> **Work instructions**: Pick out every line of the entries below where "JSON" occurs, and copy those lines.

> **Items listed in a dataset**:
-*-*-

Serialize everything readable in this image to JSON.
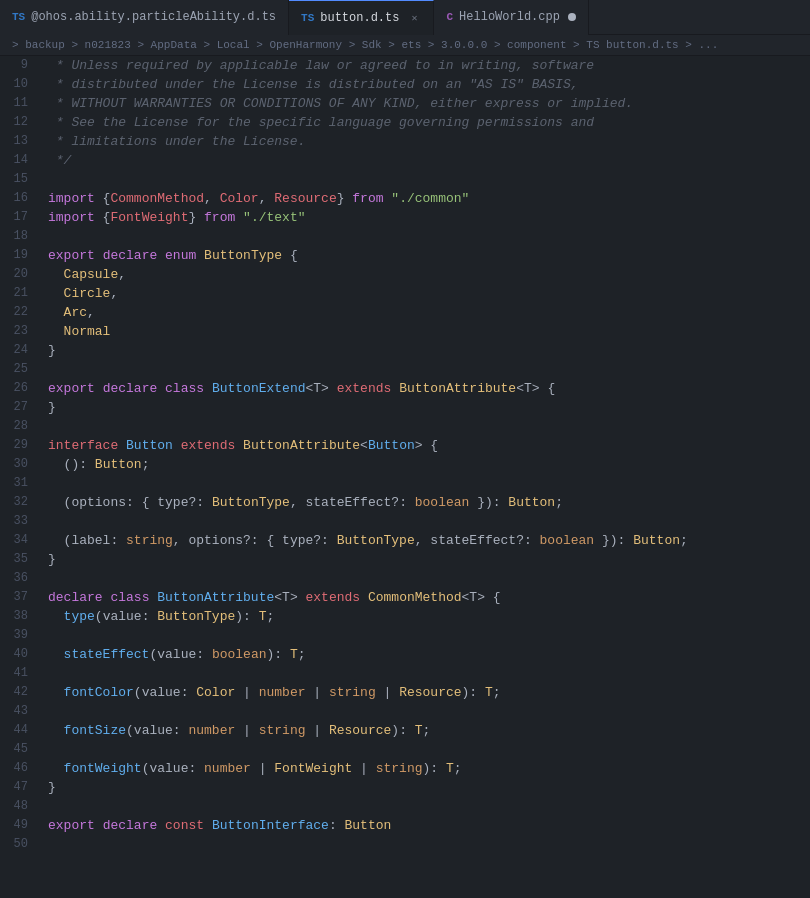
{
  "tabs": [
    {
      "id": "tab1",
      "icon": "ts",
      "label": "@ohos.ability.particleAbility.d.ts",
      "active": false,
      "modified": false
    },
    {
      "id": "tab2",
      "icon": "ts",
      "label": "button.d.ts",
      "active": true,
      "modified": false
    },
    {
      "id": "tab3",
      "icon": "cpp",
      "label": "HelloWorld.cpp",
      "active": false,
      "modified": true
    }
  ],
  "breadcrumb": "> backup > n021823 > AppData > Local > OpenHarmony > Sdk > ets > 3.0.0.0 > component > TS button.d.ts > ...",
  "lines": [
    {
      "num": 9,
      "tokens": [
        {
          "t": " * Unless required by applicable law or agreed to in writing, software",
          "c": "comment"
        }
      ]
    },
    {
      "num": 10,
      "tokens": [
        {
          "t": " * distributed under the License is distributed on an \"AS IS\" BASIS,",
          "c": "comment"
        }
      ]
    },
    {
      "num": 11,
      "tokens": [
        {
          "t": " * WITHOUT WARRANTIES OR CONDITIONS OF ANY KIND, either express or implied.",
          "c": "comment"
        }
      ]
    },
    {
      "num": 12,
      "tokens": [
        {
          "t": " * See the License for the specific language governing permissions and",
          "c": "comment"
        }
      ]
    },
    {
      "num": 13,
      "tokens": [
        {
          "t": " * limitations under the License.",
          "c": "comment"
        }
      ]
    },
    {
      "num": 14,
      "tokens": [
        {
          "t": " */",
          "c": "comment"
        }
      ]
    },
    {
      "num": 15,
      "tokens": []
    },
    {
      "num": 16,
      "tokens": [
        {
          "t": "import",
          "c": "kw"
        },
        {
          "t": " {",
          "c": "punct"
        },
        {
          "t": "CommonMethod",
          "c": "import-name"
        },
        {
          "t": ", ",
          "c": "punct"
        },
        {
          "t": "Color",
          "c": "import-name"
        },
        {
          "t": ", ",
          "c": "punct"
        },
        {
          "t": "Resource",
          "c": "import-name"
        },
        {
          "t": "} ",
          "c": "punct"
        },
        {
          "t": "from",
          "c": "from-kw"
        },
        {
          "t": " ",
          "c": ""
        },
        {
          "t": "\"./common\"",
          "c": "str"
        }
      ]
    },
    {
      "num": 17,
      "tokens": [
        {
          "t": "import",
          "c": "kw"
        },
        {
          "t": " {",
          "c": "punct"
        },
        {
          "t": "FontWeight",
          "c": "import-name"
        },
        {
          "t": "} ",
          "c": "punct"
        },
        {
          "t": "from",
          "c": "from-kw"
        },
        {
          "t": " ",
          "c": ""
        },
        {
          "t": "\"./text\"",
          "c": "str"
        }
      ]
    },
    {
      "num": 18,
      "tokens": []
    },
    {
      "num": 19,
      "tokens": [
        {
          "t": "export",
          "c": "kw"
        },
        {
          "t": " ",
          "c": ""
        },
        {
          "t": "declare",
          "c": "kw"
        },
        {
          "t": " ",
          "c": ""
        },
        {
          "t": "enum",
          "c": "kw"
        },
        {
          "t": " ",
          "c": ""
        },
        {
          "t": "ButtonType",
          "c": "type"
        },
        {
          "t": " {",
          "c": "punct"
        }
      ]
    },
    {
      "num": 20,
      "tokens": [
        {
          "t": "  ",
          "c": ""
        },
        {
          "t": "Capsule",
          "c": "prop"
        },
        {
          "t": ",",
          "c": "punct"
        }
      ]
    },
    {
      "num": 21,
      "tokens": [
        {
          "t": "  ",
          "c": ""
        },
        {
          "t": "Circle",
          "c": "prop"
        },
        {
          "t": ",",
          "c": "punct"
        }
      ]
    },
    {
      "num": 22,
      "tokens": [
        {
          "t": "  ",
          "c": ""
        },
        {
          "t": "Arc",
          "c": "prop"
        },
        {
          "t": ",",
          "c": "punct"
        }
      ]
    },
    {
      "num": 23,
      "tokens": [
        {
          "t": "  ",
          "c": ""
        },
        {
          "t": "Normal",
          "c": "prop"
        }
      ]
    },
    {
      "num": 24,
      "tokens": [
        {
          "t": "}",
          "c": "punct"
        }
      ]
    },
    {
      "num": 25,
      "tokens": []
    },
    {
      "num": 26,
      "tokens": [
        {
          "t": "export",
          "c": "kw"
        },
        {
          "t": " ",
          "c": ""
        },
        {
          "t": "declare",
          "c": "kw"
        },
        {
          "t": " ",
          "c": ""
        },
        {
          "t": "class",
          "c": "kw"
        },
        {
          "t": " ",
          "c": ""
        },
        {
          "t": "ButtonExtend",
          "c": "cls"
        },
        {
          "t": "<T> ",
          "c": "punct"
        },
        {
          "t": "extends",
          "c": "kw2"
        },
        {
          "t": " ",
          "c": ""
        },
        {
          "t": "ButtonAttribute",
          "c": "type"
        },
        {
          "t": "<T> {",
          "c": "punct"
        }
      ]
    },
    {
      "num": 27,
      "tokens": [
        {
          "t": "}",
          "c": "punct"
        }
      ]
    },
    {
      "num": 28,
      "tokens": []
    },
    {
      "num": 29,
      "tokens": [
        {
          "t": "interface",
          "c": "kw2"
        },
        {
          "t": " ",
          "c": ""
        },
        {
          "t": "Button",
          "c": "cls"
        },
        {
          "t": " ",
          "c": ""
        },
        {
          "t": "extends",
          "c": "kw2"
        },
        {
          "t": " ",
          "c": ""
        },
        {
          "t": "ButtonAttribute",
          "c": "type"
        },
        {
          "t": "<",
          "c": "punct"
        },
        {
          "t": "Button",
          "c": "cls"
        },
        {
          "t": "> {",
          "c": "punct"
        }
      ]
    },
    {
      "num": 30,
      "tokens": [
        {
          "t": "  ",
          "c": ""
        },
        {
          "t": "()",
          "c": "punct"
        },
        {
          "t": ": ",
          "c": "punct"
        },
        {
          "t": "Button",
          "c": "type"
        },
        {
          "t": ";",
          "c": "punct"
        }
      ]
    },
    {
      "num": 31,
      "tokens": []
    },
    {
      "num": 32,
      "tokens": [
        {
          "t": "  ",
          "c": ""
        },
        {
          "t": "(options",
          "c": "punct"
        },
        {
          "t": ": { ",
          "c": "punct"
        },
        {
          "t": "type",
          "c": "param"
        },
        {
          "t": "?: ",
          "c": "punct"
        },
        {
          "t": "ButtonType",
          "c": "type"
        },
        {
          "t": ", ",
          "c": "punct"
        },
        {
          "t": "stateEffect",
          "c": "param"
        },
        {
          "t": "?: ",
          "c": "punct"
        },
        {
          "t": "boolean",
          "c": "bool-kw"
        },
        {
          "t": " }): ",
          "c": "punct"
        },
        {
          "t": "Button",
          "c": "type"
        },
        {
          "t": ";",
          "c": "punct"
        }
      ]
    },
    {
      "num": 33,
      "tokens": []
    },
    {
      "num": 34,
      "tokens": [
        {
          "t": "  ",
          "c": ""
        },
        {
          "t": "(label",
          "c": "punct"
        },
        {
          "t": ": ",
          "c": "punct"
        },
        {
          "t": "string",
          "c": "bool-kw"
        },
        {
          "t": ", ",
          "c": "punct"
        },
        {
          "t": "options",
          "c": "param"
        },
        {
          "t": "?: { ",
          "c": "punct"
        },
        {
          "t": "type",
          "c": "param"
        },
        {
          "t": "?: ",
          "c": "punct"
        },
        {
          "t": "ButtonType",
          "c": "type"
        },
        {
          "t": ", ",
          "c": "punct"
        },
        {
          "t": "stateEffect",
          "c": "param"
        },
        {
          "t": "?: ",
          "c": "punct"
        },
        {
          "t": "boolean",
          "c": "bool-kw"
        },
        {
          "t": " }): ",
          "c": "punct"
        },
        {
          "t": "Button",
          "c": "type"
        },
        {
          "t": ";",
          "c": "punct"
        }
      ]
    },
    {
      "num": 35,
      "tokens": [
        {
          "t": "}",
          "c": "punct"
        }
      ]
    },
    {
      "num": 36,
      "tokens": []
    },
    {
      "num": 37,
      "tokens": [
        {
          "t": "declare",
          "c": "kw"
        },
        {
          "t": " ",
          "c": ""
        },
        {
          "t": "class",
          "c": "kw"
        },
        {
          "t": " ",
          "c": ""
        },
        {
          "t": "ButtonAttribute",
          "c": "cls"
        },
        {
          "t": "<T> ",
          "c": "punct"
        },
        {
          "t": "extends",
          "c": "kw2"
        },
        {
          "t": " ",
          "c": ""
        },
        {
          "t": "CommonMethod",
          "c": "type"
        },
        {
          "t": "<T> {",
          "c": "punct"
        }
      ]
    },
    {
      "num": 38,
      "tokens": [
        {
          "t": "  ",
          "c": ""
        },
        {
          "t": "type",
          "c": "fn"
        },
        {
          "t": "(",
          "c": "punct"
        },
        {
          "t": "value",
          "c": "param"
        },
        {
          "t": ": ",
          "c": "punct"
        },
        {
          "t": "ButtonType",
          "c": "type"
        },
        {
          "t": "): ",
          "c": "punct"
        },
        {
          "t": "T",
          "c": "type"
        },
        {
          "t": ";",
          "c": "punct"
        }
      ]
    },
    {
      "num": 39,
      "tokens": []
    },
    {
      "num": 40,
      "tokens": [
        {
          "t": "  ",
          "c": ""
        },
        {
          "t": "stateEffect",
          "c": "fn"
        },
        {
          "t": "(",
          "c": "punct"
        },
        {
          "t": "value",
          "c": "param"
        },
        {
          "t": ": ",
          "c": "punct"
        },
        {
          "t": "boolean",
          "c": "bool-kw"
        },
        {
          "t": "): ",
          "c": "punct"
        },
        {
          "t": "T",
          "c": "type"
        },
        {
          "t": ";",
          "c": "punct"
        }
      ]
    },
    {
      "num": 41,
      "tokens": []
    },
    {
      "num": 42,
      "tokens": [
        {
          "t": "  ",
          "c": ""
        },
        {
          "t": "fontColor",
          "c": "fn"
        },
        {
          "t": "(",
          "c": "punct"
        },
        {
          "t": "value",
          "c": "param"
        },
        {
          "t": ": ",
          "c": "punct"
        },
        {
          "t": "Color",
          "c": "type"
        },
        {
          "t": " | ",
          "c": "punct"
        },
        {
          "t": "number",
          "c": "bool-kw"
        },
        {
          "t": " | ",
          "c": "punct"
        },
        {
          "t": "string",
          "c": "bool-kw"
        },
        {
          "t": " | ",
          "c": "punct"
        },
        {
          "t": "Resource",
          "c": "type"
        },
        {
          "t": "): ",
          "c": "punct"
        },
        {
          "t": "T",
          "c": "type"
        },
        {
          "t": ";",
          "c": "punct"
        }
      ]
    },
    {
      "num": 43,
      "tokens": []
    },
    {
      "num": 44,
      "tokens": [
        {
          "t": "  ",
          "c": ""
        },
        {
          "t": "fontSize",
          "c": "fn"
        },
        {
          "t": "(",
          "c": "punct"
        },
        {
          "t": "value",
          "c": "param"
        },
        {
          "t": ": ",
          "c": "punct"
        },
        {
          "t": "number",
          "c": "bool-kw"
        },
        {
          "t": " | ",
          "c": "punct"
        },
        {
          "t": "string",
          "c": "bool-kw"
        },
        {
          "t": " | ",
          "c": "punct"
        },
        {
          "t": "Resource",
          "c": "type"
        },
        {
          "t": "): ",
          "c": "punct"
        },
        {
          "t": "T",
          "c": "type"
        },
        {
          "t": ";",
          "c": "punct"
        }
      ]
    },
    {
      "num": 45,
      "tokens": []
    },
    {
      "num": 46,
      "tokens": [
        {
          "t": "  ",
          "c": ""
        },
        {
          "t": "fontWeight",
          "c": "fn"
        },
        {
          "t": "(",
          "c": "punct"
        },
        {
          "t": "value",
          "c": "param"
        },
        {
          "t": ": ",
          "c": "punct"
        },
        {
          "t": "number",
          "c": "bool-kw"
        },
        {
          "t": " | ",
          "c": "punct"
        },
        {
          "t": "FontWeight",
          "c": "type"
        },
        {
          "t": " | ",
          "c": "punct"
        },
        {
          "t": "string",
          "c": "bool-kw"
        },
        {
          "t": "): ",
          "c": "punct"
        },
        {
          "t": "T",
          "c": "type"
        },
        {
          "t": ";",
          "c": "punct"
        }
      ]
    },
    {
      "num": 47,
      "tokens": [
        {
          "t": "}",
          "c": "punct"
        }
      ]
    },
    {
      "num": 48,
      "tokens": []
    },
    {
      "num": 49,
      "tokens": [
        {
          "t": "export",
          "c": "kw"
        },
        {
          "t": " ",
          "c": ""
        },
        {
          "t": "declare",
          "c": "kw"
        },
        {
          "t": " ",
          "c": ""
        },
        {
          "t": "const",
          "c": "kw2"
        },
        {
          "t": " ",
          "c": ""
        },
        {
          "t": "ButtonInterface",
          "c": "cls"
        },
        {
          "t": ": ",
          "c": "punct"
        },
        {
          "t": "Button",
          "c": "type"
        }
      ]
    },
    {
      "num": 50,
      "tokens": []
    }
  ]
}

-*-*-

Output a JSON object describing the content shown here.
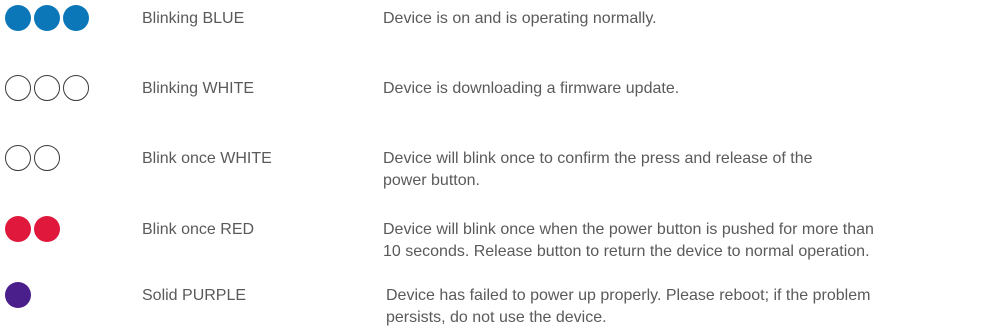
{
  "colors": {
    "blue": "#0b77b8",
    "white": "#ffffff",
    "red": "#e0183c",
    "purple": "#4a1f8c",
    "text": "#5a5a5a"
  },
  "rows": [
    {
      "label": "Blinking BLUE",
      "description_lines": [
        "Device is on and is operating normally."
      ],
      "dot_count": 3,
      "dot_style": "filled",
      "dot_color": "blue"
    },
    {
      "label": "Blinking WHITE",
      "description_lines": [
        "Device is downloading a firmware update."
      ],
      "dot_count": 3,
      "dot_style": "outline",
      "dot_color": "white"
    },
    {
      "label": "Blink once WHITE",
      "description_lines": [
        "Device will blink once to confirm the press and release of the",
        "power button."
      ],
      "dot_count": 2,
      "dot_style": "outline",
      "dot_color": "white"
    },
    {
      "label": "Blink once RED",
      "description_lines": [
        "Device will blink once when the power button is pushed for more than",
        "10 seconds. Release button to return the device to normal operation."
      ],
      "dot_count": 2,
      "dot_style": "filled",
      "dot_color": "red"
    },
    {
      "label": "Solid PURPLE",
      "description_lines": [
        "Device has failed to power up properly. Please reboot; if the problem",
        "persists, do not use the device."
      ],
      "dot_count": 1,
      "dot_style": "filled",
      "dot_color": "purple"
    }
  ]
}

-*-*-

> **Answer to this exercise**:
Serialize everything readable in this image to JSON.
Output a JSON object describing the content shown here.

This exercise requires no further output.